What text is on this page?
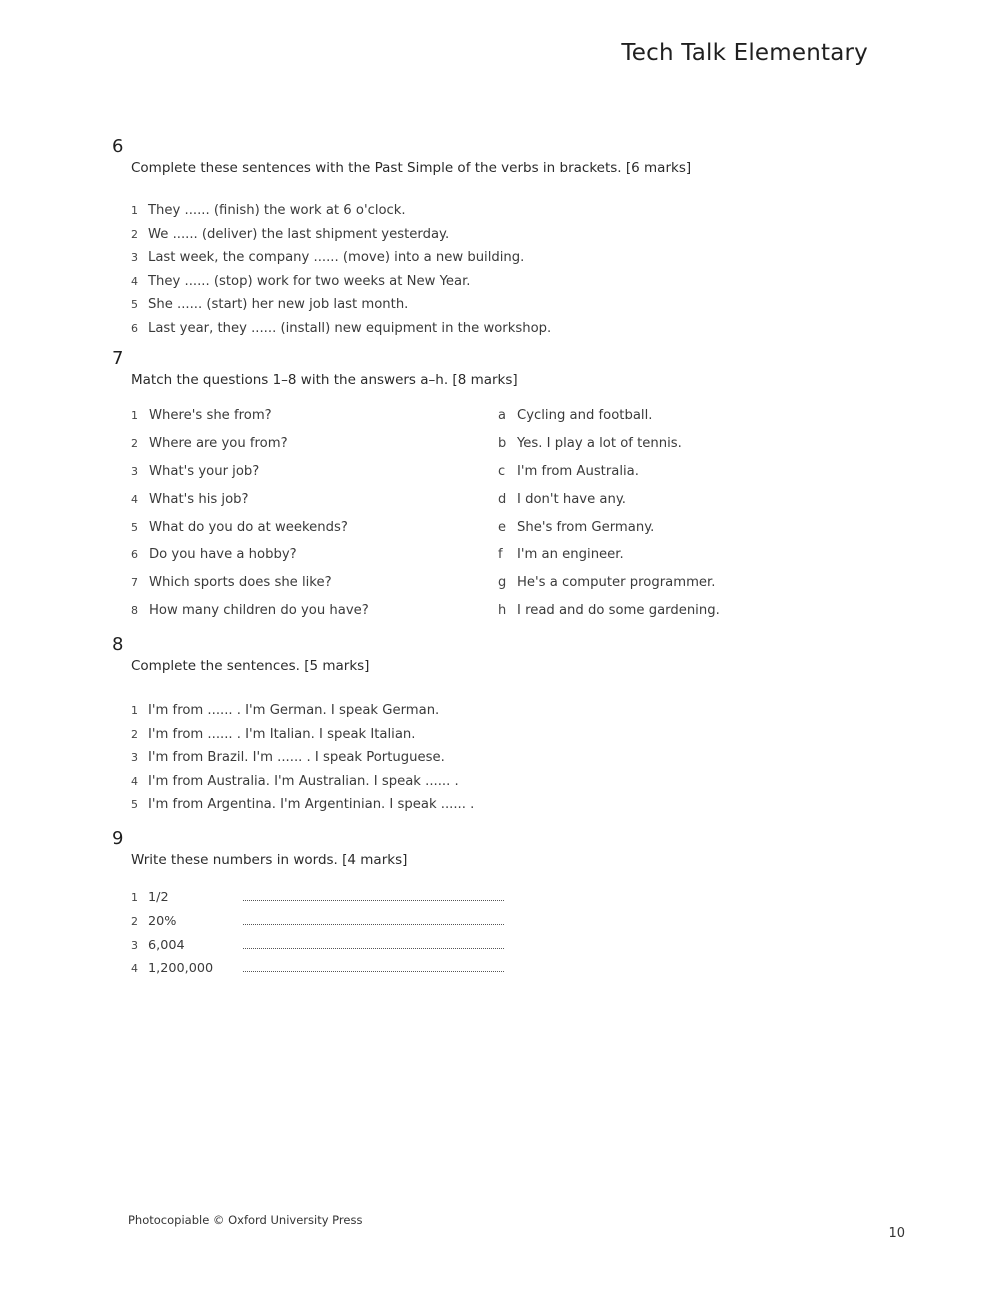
Tech Talk Elementary
6
Complete these sentences with the Past Simple of the verbs in brackets. [6 marks]
1 They ...... (finish) the work at 6 o'clock.
2 We ...... (deliver) the last shipment yesterday.
3 Last week, the company ...... (move) into a new building.
4 They ...... (stop) work for two weeks at New Year.
5 She ...... (start) her new job last month.
6 Last year, they ...... (install) new equipment in the workshop.
7
Match the questions 1–8 with the answers a–h. [8 marks]
1 Where's she from?
2 Where are you from?
3 What's your job?
4 What's his job?
5 What do you do at weekends?
6 Do you have a hobby?
7 Which sports does she like?
8 How many children do you have?
a Cycling and football.
b Yes. I play a lot of tennis.
c I'm from Australia.
d I don't have any.
e She's from Germany.
f I'm an engineer.
g He's a computer programmer.
h I read and do some gardening.
8
Complete the sentences. [5 marks]
1 I'm from ...... . I'm German. I speak German.
2 I'm from ...... . I'm Italian. I speak Italian.
3 I'm from Brazil. I'm ...... . I speak Portuguese.
4 I'm from Australia. I'm Australian. I speak ...... .
5 I'm from Argentina. I'm Argentinian. I speak ...... .
9
Write these numbers in words. [4 marks]
1 1/2
2 20%
3 6,004
4 1,200,000
Photocopiable © Oxford University Press
10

######

- What needs to be done -
Track down every line holding the string "Complete" and copy it.

- Answer to this problem -
Complete these sentences with the Past Simple of the verbs in brackets. [6 marks]
Complete the sentences. [5 marks]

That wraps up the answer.